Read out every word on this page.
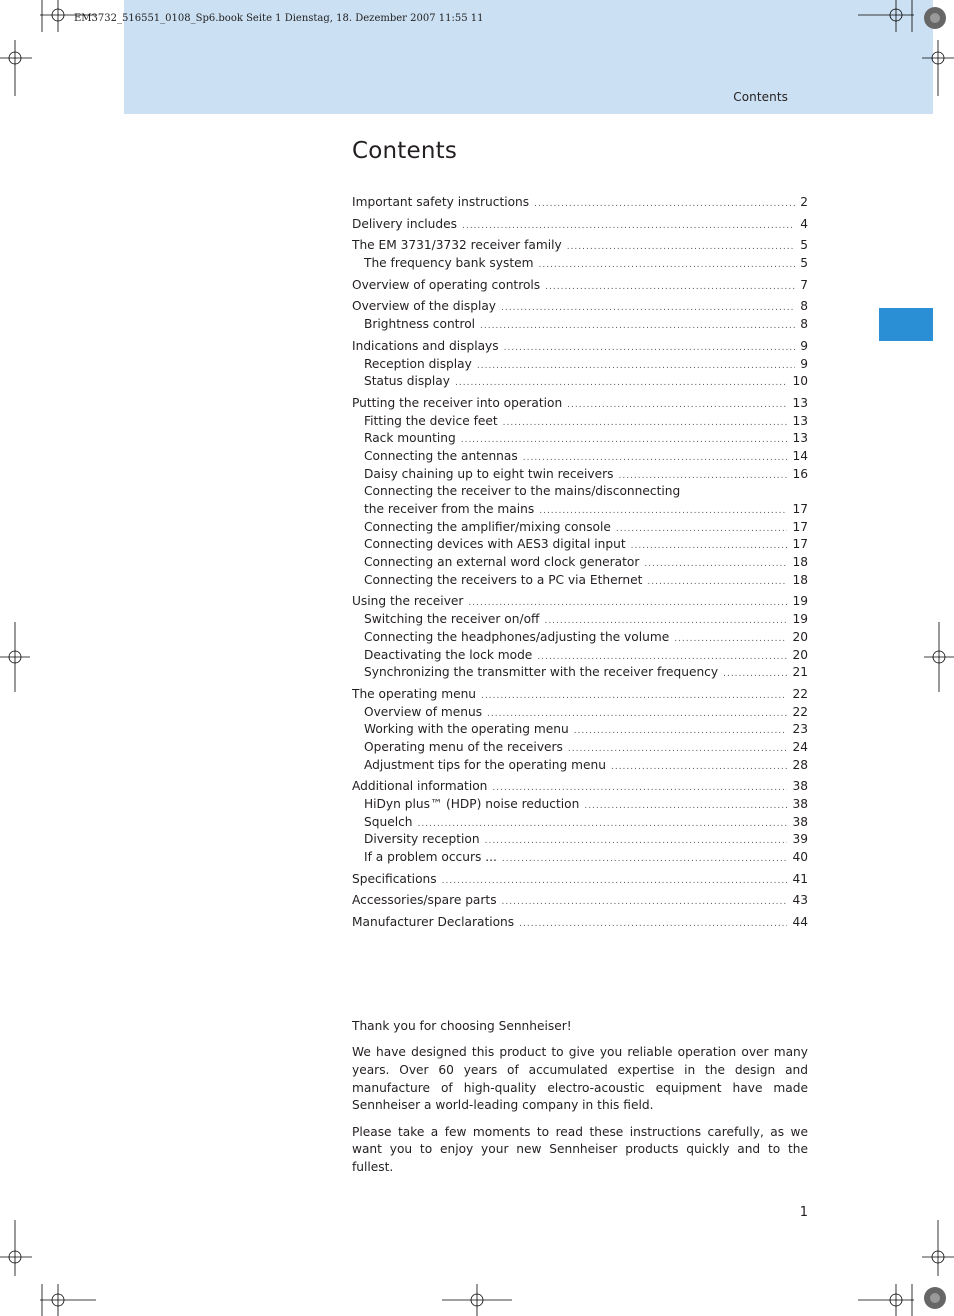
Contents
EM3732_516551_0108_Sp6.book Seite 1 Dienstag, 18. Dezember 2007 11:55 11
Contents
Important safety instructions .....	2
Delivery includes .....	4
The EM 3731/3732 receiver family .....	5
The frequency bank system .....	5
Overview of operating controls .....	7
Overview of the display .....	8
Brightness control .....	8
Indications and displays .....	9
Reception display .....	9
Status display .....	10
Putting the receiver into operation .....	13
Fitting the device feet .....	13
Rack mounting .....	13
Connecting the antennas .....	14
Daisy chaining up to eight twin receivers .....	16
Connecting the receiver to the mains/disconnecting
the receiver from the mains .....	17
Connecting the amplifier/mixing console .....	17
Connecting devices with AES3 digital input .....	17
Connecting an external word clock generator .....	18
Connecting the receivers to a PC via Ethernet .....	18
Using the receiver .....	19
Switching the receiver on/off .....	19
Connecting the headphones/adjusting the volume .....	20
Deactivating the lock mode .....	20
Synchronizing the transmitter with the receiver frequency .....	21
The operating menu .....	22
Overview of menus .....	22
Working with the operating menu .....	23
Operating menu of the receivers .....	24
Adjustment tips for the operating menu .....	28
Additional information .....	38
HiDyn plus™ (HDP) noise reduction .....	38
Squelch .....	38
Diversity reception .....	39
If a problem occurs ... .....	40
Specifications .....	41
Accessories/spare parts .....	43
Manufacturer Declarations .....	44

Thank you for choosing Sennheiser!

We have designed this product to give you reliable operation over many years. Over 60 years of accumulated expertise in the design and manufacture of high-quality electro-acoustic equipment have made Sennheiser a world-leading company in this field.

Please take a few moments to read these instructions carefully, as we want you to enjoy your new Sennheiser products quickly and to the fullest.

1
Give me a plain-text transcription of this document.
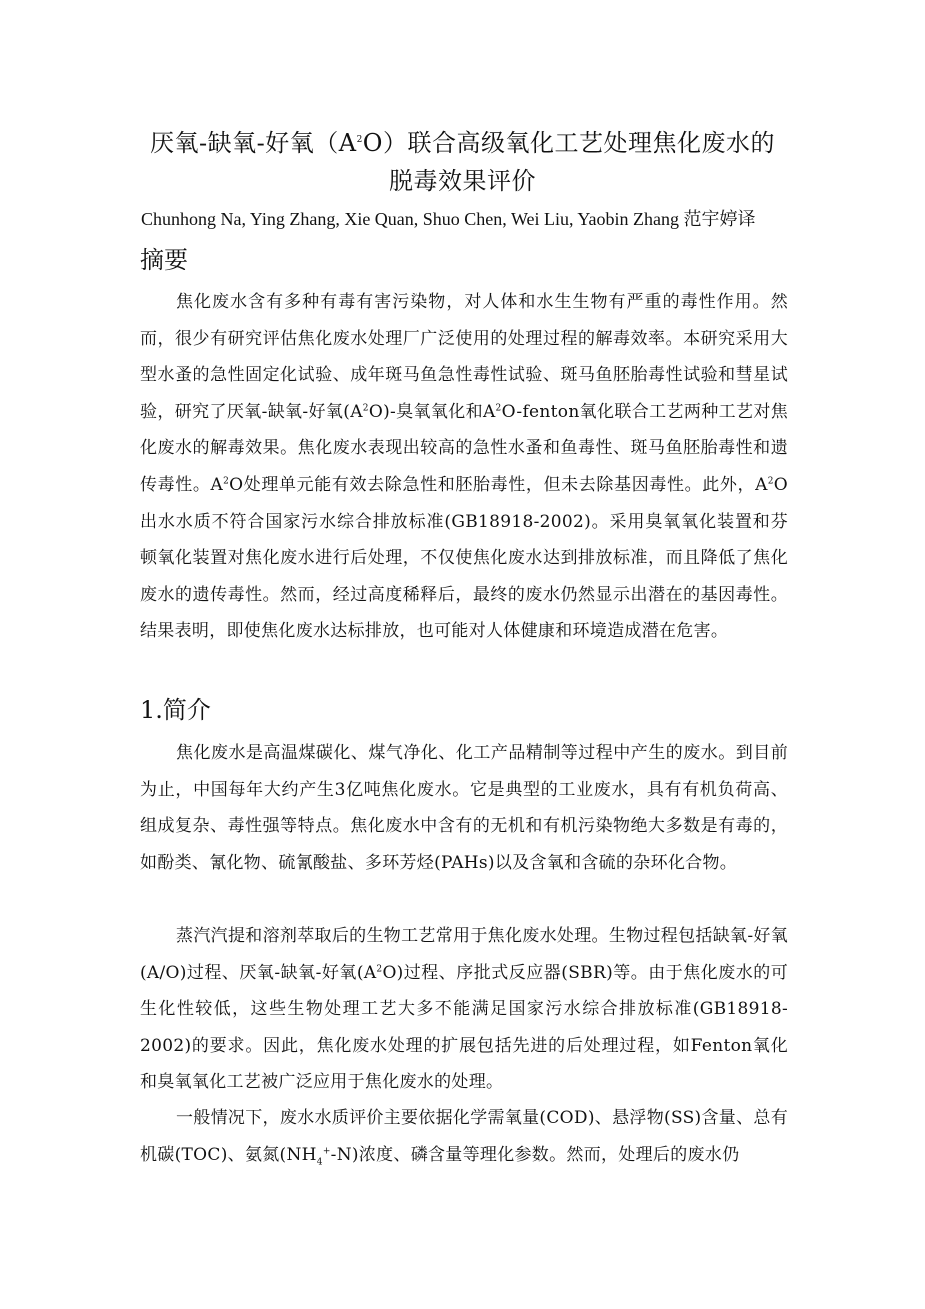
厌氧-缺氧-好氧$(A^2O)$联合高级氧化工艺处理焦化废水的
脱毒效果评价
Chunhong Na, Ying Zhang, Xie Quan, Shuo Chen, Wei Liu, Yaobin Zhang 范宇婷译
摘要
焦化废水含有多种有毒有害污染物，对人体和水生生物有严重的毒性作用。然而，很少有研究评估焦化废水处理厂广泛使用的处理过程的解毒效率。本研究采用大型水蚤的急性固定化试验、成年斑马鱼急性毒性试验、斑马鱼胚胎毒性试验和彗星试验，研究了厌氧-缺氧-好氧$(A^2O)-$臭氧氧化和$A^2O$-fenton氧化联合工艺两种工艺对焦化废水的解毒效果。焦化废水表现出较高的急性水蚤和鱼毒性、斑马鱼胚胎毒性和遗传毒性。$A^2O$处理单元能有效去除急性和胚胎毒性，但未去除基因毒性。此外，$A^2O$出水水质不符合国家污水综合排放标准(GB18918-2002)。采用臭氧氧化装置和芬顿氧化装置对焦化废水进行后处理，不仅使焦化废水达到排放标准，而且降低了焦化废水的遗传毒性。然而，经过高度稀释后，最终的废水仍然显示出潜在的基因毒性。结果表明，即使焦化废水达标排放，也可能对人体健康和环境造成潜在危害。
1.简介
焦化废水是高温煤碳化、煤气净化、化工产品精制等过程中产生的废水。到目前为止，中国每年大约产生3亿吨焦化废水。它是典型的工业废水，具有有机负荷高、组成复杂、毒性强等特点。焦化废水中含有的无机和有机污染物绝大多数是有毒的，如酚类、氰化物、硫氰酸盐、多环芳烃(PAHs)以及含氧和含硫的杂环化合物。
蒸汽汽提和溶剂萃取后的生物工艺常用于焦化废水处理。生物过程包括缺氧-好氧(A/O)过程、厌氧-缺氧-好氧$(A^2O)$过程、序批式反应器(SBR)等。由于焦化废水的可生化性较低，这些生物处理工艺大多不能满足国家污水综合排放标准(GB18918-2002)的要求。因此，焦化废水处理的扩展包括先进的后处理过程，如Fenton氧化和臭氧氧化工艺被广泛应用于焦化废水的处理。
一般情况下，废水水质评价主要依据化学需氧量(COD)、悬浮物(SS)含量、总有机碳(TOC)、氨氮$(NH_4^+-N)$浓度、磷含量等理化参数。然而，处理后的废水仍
☆ ☆ ☆
■ PROBLEM STATEMENT: Your copy should hold every record word for word and none of the pictures.

■ TASK RESPONSE:
Read out every word on this page.
Contents
EM3732_516551_0108_Sp6.book Seite 1 Dienstag, 18. Dezember 2007 11:55 11
Contents
Important safety instructions .....	2
Delivery includes .....	4
The EM 3731/3732 receiver family .....	5
The frequency bank system .....	5
Overview of operating controls .....	7
Overview of the display .....	8
Brightness control .....	8
Indications and displays .....	9
Reception display .....	9
Status display .....	10
Putting the receiver into operation .....	13
Fitting the device feet .....	13
Rack mounting .....	13
Connecting the antennas .....	14
Daisy chaining up to eight twin receivers .....	16
Connecting the receiver to the mains/disconnecting
the receiver from the mains .....	17
Connecting the amplifier/mixing console .....	17
Connecting devices with AES3 digital input .....	17
Connecting an external word clock generator .....	18
Connecting the receivers to a PC via Ethernet .....	18
Using the receiver .....	19
Switching the receiver on/off .....	19
Connecting the headphones/adjusting the volume .....	20
Deactivating the lock mode .....	20
Synchronizing the transmitter with the receiver frequency .....	21
The operating menu .....	22
Overview of menus .....	22
Working with the operating menu .....	23
Operating menu of the receivers .....	24
Adjustment tips for the operating menu .....	28
Additional information .....	38
HiDyn plus™ (HDP) noise reduction .....	38
Squelch .....	38
Diversity reception .....	39
If a problem occurs ... .....	40
Specifications .....	41
Accessories/spare parts .....	43
Manufacturer Declarations .....	44

Thank you for choosing Sennheiser!

We have designed this product to give you reliable operation over many years. Over 60 years of accumulated expertise in the design and manufacture of high-quality electro-acoustic equipment have made Sennheiser a world-leading company in this field.

Please take a few moments to read these instructions carefully, as we want you to enjoy your new Sennheiser products quickly and to the fullest.

1
Give me a plain-text transcription of this document.
厌氧-缺氧-好氧$(A^2O)$联合高级氧化工艺处理焦化废水的
脱毒效果评价
Chunhong Na, Ying Zhang, Xie Quan, Shuo Chen, Wei Liu, Yaobin Zhang 范宇婷译
摘要
焦化废水含有多种有毒有害污染物，对人体和水生生物有严重的毒性作用。然而，很少有研究评估焦化废水处理厂广泛使用的处理过程的解毒效率。本研究采用大型水蚤的急性固定化试验、成年斑马鱼急性毒性试验、斑马鱼胚胎毒性试验和彗星试验，研究了厌氧-缺氧-好氧$(A^2O)-$臭氧氧化和$A^2O$-fenton氧化联合工艺两种工艺对焦化废水的解毒效果。焦化废水表现出较高的急性水蚤和鱼毒性、斑马鱼胚胎毒性和遗传毒性。$A^2O$处理单元能有效去除急性和胚胎毒性，但未去除基因毒性。此外，$A^2O$出水水质不符合国家污水综合排放标准(GB18918-2002)。采用臭氧氧化装置和芬顿氧化装置对焦化废水进行后处理，不仅使焦化废水达到排放标准，而且降低了焦化废水的遗传毒性。然而，经过高度稀释后，最终的废水仍然显示出潜在的基因毒性。结果表明，即使焦化废水达标排放，也可能对人体健康和环境造成潜在危害。
1.简介
焦化废水是高温煤碳化、煤气净化、化工产品精制等过程中产生的废水。到目前为止，中国每年大约产生3亿吨焦化废水。它是典型的工业废水，具有有机负荷高、组成复杂、毒性强等特点。焦化废水中含有的无机和有机污染物绝大多数是有毒的，如酚类、氰化物、硫氰酸盐、多环芳烃(PAHs)以及含氧和含硫的杂环化合物。
蒸汽汽提和溶剂萃取后的生物工艺常用于焦化废水处理。生物过程包括缺氧-好氧(A/O)过程、厌氧-缺氧-好氧$(A^2O)$过程、序批式反应器(SBR)等。由于焦化废水的可生化性较低，这些生物处理工艺大多不能满足国家污水综合排放标准(GB18918-2002)的要求。因此，焦化废水处理的扩展包括先进的后处理过程，如Fenton氧化和臭氧氧化工艺被广泛应用于焦化废水的处理。
一般情况下，废水水质评价主要依据化学需氧量(COD)、悬浮物(SS)含量、总有机碳(TOC)、氨氮$(NH_4^+-N)$浓度、磷含量等理化参数。然而，处理后的废水仍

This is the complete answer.